::: Data excerpts
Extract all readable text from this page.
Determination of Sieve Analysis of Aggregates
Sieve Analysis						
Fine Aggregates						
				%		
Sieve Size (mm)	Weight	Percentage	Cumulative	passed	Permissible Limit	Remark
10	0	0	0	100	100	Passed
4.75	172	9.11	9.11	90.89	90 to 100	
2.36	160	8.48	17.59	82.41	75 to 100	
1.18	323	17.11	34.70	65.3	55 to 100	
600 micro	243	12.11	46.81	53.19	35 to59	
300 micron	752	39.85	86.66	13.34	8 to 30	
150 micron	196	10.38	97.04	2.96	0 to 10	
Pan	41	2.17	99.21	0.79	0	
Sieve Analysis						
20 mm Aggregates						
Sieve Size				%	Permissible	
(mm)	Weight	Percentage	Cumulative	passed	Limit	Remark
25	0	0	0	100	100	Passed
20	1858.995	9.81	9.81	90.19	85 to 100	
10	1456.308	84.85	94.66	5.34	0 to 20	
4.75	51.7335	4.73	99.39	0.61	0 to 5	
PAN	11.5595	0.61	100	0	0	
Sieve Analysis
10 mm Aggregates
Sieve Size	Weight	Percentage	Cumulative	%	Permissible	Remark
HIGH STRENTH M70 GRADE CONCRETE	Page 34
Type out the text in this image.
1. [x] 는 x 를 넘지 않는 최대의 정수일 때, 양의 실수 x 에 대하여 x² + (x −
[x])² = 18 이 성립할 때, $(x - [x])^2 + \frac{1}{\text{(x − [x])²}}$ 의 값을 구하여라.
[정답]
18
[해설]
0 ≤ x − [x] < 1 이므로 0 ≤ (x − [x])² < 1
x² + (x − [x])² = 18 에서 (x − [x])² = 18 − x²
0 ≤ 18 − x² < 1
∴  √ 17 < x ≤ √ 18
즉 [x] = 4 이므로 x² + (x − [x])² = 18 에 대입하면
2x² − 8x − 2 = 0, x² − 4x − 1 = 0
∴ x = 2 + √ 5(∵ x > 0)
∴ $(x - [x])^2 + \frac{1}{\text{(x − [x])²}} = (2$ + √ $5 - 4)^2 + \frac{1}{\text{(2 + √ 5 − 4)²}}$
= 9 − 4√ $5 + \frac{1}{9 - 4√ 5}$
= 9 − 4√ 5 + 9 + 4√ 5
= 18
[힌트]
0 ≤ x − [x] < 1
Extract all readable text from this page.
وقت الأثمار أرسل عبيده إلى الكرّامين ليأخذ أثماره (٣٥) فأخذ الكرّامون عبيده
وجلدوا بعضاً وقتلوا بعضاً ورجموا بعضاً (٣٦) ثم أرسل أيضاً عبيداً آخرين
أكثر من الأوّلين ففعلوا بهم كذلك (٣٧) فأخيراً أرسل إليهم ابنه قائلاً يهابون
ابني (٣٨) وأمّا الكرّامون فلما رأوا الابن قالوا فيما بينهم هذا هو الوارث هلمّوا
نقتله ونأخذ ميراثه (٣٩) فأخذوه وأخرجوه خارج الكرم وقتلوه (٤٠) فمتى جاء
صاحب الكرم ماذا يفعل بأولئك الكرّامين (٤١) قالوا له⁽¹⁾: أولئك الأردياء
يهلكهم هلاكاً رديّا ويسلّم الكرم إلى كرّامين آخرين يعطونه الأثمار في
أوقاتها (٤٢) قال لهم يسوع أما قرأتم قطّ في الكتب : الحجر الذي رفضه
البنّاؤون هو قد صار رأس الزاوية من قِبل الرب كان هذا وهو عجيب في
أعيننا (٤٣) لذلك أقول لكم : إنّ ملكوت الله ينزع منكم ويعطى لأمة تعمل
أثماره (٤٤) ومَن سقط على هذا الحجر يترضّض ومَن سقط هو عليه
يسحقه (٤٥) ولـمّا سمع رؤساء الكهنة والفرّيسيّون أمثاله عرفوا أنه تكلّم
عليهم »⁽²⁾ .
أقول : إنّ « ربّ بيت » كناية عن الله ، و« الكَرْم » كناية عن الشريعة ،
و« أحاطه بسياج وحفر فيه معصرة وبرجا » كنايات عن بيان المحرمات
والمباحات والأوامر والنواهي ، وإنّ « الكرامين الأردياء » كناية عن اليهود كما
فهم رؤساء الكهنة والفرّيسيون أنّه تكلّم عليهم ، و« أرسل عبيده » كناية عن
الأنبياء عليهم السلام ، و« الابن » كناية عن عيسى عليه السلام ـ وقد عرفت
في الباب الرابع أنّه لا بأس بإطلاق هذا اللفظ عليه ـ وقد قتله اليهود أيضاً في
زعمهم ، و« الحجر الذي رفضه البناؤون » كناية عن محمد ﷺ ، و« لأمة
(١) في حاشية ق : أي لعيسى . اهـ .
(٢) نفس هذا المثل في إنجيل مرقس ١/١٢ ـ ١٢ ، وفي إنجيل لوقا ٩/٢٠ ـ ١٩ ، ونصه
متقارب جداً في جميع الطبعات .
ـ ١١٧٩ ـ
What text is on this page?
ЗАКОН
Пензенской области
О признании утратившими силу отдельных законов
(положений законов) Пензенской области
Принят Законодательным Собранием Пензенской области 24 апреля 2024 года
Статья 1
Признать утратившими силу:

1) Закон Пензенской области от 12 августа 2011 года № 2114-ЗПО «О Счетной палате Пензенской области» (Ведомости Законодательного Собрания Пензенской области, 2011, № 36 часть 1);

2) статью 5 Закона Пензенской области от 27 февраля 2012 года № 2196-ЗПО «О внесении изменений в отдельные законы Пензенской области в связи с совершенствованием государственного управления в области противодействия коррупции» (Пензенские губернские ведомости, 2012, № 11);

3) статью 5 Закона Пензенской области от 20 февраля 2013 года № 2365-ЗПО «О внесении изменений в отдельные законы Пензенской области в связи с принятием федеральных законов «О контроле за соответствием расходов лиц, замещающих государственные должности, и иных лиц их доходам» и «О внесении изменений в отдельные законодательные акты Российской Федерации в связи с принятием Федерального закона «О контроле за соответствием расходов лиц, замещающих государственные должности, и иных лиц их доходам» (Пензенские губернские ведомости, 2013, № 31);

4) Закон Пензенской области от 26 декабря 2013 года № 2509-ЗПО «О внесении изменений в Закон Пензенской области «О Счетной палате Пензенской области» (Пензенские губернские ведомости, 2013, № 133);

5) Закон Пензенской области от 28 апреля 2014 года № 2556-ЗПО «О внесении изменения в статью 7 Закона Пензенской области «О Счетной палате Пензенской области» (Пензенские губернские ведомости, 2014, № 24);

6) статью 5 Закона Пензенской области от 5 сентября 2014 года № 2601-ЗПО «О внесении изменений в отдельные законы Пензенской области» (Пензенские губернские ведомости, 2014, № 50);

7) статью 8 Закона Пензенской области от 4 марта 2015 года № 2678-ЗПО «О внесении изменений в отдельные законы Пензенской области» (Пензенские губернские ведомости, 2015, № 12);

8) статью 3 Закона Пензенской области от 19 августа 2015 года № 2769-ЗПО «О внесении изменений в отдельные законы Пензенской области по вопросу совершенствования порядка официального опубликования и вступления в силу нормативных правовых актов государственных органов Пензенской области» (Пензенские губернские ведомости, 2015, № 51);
::::::
Problem statement: Your task is to transcribe the material exactly.

Response below:
Extract all readable text from this page.
Determination of Sieve Analysis of Aggregates
Sieve Analysis						
Fine Aggregates						
				%		
Sieve Size (mm)	Weight	Percentage	Cumulative	passed	Permissible Limit	Remark
10	0	0	0	100	100	Passed
4.75	172	9.11	9.11	90.89	90 to 100	
2.36	160	8.48	17.59	82.41	75 to 100	
1.18	323	17.11	34.70	65.3	55 to 100	
600 micro	243	12.11	46.81	53.19	35 to59	
300 micron	752	39.85	86.66	13.34	8 to 30	
150 micron	196	10.38	97.04	2.96	0 to 10	
Pan	41	2.17	99.21	0.79	0	
Sieve Analysis						
20 mm Aggregates						
Sieve Size				%	Permissible	
(mm)	Weight	Percentage	Cumulative	passed	Limit	Remark
25	0	0	0	100	100	Passed
20	1858.995	9.81	9.81	90.19	85 to 100	
10	1456.308	84.85	94.66	5.34	0 to 20	
4.75	51.7335	4.73	99.39	0.61	0 to 5	
PAN	11.5595	0.61	100	0	0	
Sieve Analysis
10 mm Aggregates
Sieve Size	Weight	Percentage	Cumulative	%	Permissible	Remark
HIGH STRENTH M70 GRADE CONCRETE	Page 34
Type out the text in this image.
1. [x] 는 x 를 넘지 않는 최대의 정수일 때, 양의 실수 x 에 대하여 x² + (x −
[x])² = 18 이 성립할 때, $(x - [x])^2 + \frac{1}{\text{(x − [x])²}}$ 의 값을 구하여라.
[정답]
18
[해설]
0 ≤ x − [x] < 1 이므로 0 ≤ (x − [x])² < 1
x² + (x − [x])² = 18 에서 (x − [x])² = 18 − x²
0 ≤ 18 − x² < 1
∴  √ 17 < x ≤ √ 18
즉 [x] = 4 이므로 x² + (x − [x])² = 18 에 대입하면
2x² − 8x − 2 = 0, x² − 4x − 1 = 0
∴ x = 2 + √ 5(∵ x > 0)
∴ $(x - [x])^2 + \frac{1}{\text{(x − [x])²}} = (2$ + √ $5 - 4)^2 + \frac{1}{\text{(2 + √ 5 − 4)²}}$
= 9 − 4√ $5 + \frac{1}{9 - 4√ 5}$
= 9 − 4√ 5 + 9 + 4√ 5
= 18
[힌트]
0 ≤ x − [x] < 1
Extract all readable text from this page.
وقت الأثمار أرسل عبيده إلى الكرّامين ليأخذ أثماره (٣٥) فأخذ الكرّامون عبيده
وجلدوا بعضاً وقتلوا بعضاً ورجموا بعضاً (٣٦) ثم أرسل أيضاً عبيداً آخرين
أكثر من الأوّلين ففعلوا بهم كذلك (٣٧) فأخيراً أرسل إليهم ابنه قائلاً يهابون
ابني (٣٨) وأمّا الكرّامون فلما رأوا الابن قالوا فيما بينهم هذا هو الوارث هلمّوا
نقتله ونأخذ ميراثه (٣٩) فأخذوه وأخرجوه خارج الكرم وقتلوه (٤٠) فمتى جاء
صاحب الكرم ماذا يفعل بأولئك الكرّامين (٤١) قالوا له⁽¹⁾: أولئك الأردياء
يهلكهم هلاكاً رديّا ويسلّم الكرم إلى كرّامين آخرين يعطونه الأثمار في
أوقاتها (٤٢) قال لهم يسوع أما قرأتم قطّ في الكتب : الحجر الذي رفضه
البنّاؤون هو قد صار رأس الزاوية من قِبل الرب كان هذا وهو عجيب في
أعيننا (٤٣) لذلك أقول لكم : إنّ ملكوت الله ينزع منكم ويعطى لأمة تعمل
أثماره (٤٤) ومَن سقط على هذا الحجر يترضّض ومَن سقط هو عليه
يسحقه (٤٥) ولـمّا سمع رؤساء الكهنة والفرّيسيّون أمثاله عرفوا أنه تكلّم
عليهم »⁽²⁾ .
أقول : إنّ « ربّ بيت » كناية عن الله ، و« الكَرْم » كناية عن الشريعة ،
و« أحاطه بسياج وحفر فيه معصرة وبرجا » كنايات عن بيان المحرمات
والمباحات والأوامر والنواهي ، وإنّ « الكرامين الأردياء » كناية عن اليهود كما
فهم رؤساء الكهنة والفرّيسيون أنّه تكلّم عليهم ، و« أرسل عبيده » كناية عن
الأنبياء عليهم السلام ، و« الابن » كناية عن عيسى عليه السلام ـ وقد عرفت
في الباب الرابع أنّه لا بأس بإطلاق هذا اللفظ عليه ـ وقد قتله اليهود أيضاً في
زعمهم ، و« الحجر الذي رفضه البناؤون » كناية عن محمد ﷺ ، و« لأمة
(١) في حاشية ق : أي لعيسى . اهـ .
(٢) نفس هذا المثل في إنجيل مرقس ١/١٢ ـ ١٢ ، وفي إنجيل لوقا ٩/٢٠ ـ ١٩ ، ونصه
متقارب جداً في جميع الطبعات .
ـ ١١٧٩ ـ
What text is on this page?
ЗАКОН
Пензенской области
О признании утратившими силу отдельных законов
(положений законов) Пензенской области
Принят Законодательным Собранием Пензенской области 24 апреля 2024 года
Статья 1
Признать утратившими силу:

1) Закон Пензенской области от 12 августа 2011 года № 2114-ЗПО «О Счетной палате Пензенской области» (Ведомости Законодательного Собрания Пензенской области, 2011, № 36 часть 1);

2) статью 5 Закона Пензенской области от 27 февраля 2012 года № 2196-ЗПО «О внесении изменений в отдельные законы Пензенской области в связи с совершенствованием государственного управления в области противодействия коррупции» (Пензенские губернские ведомости, 2012, № 11);

3) статью 5 Закона Пензенской области от 20 февраля 2013 года № 2365-ЗПО «О внесении изменений в отдельные законы Пензенской области в связи с принятием федеральных законов «О контроле за соответствием расходов лиц, замещающих государственные должности, и иных лиц их доходам» и «О внесении изменений в отдельные законодательные акты Российской Федерации в связи с принятием Федерального закона «О контроле за соответствием расходов лиц, замещающих государственные должности, и иных лиц их доходам» (Пензенские губернские ведомости, 2013, № 31);

4) Закон Пензенской области от 26 декабря 2013 года № 2509-ЗПО «О внесении изменений в Закон Пензенской области «О Счетной палате Пензенской области» (Пензенские губернские ведомости, 2013, № 133);

5) Закон Пензенской области от 28 апреля 2014 года № 2556-ЗПО «О внесении изменения в статью 7 Закона Пензенской области «О Счетной палате Пензенской области» (Пензенские губернские ведомости, 2014, № 24);

6) статью 5 Закона Пензенской области от 5 сентября 2014 года № 2601-ЗПО «О внесении изменений в отдельные законы Пензенской области» (Пензенские губернские ведомости, 2014, № 50);

7) статью 8 Закона Пензенской области от 4 марта 2015 года № 2678-ЗПО «О внесении изменений в отдельные законы Пензенской области» (Пензенские губернские ведомости, 2015, № 12);

8) статью 3 Закона Пензенской области от 19 августа 2015 года № 2769-ЗПО «О внесении изменений в отдельные законы Пензенской области по вопросу совершенствования порядка официального опубликования и вступления в силу нормативных правовых актов государственных органов Пензенской области» (Пензенские губернские ведомости, 2015, № 51);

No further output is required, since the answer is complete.